Dataset entries:
=== Begin Enclosure ===

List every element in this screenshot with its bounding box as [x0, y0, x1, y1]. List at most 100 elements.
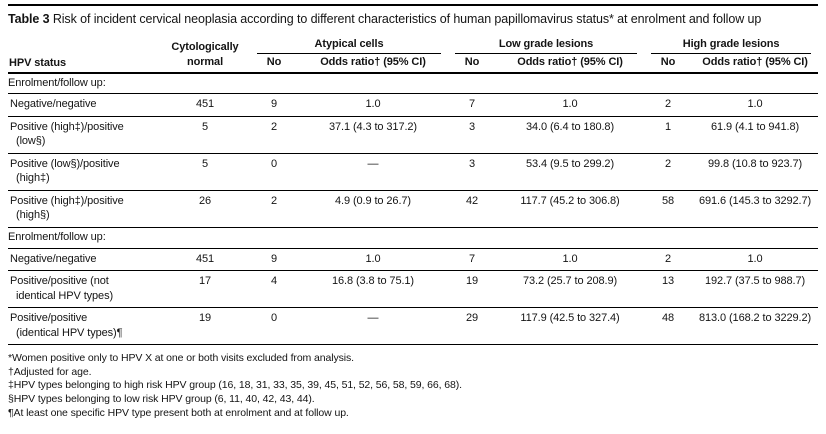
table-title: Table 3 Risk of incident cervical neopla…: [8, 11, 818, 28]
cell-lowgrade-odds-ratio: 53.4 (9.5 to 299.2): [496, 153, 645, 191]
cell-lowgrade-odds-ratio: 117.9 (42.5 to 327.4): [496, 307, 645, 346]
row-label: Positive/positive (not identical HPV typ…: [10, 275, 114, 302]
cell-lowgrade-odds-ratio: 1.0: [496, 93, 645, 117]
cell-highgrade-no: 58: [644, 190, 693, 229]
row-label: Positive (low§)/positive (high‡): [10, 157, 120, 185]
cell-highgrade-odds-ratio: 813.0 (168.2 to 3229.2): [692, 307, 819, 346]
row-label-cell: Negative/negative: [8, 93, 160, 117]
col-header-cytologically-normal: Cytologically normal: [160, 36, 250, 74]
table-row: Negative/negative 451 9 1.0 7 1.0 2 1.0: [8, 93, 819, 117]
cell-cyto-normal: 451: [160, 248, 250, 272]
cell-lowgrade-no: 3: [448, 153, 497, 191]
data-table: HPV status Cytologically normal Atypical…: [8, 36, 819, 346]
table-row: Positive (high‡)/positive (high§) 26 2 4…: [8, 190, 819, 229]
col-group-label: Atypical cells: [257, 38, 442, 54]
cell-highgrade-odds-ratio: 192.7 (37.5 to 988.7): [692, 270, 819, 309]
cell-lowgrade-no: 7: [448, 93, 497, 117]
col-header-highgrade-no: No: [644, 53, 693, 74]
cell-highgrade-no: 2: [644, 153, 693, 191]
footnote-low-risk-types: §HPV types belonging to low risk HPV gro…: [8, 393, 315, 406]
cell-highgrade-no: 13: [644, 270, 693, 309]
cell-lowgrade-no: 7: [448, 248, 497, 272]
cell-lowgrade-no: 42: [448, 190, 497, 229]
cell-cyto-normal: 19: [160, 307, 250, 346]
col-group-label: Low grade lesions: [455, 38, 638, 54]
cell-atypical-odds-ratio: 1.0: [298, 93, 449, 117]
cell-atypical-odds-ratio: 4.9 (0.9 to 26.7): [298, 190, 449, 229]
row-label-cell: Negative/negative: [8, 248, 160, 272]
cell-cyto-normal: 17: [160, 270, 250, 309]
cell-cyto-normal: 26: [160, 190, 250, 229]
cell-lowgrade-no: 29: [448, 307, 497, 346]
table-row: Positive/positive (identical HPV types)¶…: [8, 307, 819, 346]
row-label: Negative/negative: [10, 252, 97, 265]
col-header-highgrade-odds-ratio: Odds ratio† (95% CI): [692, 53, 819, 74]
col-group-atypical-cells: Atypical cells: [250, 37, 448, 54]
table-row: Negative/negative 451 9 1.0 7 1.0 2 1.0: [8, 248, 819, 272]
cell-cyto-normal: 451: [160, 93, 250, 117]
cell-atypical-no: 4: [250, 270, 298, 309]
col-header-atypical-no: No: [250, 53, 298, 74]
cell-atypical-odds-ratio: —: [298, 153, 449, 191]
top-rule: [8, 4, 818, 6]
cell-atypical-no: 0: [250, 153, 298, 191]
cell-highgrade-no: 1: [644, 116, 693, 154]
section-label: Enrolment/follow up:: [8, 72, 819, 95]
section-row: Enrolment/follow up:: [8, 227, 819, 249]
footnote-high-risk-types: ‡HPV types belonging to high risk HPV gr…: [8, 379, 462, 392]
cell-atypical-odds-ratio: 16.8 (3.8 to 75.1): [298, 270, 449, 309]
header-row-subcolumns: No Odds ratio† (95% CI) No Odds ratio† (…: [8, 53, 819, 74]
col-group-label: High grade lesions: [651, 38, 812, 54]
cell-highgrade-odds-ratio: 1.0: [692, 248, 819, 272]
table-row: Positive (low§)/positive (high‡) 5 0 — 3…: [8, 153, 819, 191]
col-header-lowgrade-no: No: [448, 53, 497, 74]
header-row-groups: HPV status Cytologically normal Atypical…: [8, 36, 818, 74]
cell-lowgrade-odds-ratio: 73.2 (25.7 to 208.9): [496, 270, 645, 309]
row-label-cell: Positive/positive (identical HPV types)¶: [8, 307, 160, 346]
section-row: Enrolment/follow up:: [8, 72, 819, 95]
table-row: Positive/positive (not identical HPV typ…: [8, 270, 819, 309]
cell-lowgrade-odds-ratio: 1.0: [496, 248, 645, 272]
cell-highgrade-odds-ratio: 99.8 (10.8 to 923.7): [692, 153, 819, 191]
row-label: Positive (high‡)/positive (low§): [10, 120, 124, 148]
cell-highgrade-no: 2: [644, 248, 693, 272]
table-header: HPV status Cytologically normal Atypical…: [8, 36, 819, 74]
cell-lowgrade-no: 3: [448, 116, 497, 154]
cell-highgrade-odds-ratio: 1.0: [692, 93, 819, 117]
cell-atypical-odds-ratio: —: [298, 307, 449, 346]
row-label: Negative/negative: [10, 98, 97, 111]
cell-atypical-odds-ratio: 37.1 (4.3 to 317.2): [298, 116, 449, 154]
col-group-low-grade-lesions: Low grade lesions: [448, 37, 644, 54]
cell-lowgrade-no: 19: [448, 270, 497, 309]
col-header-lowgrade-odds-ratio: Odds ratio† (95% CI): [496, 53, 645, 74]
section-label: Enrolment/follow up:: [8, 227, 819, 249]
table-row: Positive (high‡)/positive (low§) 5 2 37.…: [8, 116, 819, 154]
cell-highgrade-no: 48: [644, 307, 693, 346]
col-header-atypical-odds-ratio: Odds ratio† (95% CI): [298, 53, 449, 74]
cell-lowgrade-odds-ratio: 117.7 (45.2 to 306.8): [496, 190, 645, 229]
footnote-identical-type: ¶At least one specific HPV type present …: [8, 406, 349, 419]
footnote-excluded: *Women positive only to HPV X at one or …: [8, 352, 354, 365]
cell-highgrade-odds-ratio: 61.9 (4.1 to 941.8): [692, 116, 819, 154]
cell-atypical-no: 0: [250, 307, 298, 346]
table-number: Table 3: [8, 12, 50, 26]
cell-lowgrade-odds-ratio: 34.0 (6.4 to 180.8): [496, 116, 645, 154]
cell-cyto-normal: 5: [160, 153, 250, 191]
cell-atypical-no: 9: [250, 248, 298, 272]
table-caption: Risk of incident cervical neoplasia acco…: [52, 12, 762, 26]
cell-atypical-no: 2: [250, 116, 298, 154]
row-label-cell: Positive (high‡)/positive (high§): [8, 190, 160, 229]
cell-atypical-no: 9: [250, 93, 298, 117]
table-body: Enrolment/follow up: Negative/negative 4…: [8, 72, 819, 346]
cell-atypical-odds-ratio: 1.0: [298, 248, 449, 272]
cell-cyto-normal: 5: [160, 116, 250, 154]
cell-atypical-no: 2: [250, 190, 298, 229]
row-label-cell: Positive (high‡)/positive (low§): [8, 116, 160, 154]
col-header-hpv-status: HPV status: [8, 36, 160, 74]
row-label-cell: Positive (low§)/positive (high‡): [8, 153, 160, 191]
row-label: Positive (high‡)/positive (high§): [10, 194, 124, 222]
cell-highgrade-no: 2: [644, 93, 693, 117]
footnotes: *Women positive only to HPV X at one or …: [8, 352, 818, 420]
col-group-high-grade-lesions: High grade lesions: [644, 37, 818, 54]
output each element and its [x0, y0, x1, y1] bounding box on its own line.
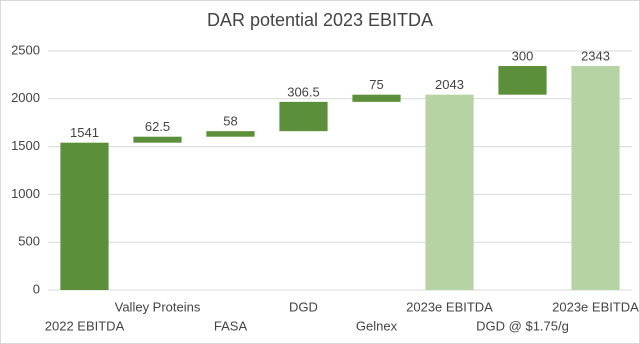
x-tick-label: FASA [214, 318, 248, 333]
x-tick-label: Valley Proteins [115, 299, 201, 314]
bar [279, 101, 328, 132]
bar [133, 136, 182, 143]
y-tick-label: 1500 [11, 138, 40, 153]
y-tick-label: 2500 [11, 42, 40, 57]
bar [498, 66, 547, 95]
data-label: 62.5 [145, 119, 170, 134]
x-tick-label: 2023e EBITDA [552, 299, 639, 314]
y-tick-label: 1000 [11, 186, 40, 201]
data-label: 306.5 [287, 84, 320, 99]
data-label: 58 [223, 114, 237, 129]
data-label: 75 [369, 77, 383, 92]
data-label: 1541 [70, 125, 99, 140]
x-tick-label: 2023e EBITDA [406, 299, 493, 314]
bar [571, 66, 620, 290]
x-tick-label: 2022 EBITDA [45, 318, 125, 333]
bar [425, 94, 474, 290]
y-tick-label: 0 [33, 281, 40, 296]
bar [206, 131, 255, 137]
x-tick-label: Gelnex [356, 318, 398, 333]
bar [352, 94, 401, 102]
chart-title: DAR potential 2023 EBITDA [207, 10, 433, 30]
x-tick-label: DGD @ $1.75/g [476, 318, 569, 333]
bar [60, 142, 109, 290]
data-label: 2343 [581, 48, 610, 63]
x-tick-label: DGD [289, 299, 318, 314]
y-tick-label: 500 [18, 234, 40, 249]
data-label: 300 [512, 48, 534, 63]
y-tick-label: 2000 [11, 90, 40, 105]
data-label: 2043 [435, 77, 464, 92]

=== End Enclosure ===

Only the lines that contain the string "bounding" are to be copied from the records.

List every element in this screenshot with its bounding box as [x0, y0, x1, y1]. List at most 100 elements.
output each element and its [x0, y0, x1, y1] bounding box on its own line.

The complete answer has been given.